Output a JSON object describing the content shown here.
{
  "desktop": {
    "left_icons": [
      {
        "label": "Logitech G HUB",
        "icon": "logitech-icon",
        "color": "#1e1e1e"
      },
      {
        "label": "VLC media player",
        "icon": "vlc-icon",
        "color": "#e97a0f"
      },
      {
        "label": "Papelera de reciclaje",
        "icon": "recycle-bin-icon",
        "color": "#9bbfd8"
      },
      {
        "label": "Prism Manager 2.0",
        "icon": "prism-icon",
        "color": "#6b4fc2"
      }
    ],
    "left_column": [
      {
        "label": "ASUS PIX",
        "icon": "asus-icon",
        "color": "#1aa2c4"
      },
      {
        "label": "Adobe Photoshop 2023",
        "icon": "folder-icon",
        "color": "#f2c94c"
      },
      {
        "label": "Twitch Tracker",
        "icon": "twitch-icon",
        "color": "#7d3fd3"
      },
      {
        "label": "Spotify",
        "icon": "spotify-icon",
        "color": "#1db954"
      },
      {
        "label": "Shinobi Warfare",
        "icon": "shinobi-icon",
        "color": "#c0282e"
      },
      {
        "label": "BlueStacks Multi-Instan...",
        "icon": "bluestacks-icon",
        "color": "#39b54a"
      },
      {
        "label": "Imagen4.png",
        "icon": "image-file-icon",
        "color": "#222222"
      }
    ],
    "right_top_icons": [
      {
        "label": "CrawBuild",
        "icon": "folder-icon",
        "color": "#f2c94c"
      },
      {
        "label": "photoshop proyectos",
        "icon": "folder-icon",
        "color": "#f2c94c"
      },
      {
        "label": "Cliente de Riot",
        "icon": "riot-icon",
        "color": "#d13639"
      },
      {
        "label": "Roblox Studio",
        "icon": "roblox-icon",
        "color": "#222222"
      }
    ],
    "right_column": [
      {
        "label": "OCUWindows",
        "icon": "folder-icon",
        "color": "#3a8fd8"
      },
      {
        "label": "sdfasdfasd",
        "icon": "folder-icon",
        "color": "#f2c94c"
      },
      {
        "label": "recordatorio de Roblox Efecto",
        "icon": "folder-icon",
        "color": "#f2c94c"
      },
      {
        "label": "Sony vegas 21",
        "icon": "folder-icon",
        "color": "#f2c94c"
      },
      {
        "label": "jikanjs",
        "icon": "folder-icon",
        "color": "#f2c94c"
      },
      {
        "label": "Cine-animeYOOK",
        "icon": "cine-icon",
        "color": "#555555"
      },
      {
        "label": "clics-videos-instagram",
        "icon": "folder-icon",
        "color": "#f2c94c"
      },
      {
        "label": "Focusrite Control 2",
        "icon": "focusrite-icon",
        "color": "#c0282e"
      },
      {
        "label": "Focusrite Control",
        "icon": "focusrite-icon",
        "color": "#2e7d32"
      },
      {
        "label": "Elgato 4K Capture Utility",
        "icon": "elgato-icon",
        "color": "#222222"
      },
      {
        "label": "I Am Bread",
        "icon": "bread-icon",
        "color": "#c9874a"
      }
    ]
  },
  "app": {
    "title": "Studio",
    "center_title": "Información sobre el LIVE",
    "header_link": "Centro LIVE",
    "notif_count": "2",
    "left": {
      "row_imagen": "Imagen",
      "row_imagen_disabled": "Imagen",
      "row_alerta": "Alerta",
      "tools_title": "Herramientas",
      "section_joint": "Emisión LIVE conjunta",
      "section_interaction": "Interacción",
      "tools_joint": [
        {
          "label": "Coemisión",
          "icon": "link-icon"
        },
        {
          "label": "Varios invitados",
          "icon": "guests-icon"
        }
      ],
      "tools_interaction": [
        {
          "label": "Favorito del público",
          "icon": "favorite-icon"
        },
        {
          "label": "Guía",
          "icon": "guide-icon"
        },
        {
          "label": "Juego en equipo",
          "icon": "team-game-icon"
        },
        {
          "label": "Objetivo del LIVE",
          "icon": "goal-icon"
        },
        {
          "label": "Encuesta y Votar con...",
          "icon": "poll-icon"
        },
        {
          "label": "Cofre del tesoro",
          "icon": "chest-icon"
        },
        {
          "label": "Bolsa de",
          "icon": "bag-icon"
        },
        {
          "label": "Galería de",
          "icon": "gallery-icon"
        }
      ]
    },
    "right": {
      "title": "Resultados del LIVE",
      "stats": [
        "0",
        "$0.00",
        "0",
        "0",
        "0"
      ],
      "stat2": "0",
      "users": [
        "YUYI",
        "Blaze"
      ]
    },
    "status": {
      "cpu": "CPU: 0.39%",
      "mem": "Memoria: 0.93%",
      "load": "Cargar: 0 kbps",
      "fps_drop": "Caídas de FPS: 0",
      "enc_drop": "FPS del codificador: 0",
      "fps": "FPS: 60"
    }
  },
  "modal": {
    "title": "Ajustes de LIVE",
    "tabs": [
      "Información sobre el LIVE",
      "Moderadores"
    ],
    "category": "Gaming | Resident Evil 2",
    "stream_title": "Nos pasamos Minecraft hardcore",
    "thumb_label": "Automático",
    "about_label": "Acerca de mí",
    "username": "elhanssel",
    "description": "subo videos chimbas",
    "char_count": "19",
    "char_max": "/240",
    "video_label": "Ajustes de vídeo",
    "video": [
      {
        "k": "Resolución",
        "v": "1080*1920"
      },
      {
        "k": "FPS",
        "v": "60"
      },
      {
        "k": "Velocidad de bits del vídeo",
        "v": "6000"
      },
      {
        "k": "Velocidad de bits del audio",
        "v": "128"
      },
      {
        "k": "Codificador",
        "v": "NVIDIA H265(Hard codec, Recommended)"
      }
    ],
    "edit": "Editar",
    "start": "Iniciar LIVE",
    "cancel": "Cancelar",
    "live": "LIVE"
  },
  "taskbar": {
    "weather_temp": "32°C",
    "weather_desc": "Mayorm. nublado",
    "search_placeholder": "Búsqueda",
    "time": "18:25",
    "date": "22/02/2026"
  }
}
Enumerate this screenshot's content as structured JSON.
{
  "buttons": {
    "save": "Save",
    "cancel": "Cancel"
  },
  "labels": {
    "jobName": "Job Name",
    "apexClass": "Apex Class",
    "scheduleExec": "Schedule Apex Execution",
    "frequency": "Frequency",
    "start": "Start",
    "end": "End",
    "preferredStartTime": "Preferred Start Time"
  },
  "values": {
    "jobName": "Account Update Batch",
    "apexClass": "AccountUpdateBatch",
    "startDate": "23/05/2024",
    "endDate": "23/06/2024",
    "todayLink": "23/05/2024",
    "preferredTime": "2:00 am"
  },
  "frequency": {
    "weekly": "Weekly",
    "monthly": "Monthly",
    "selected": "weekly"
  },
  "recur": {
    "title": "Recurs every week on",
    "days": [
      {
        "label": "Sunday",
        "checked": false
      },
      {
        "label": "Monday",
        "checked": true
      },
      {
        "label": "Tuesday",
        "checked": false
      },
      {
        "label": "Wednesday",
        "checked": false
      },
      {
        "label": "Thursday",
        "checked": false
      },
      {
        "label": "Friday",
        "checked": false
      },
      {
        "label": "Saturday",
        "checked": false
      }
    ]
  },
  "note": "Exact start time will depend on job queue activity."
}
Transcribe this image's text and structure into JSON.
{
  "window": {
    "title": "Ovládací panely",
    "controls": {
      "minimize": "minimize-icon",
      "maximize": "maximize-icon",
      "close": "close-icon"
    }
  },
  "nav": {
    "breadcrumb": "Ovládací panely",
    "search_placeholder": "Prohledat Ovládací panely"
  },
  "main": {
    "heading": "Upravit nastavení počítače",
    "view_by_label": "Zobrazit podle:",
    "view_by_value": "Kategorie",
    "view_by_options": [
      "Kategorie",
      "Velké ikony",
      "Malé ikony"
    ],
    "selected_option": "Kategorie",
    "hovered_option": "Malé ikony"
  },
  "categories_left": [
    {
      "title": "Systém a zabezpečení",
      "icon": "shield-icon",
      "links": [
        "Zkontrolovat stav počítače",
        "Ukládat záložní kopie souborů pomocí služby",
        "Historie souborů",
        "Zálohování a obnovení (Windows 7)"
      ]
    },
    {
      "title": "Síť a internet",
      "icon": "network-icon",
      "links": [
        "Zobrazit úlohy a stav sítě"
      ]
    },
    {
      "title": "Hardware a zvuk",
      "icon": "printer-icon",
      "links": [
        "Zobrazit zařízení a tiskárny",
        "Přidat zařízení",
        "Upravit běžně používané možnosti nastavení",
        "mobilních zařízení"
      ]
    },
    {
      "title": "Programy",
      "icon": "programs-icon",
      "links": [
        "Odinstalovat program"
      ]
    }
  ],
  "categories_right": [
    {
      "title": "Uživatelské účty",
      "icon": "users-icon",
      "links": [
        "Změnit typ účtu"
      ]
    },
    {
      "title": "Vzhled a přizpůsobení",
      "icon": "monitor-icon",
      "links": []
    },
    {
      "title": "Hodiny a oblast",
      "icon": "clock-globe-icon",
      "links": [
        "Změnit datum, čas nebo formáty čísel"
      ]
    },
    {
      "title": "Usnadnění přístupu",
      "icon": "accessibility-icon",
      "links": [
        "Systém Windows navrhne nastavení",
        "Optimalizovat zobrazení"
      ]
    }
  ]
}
--------
- Short exercise -
In the records above, collect each line with "ikony".

- Result for this task -
      "Velké ikony",
      "Malé ikony"
    "hovered_option": "Malé ikony"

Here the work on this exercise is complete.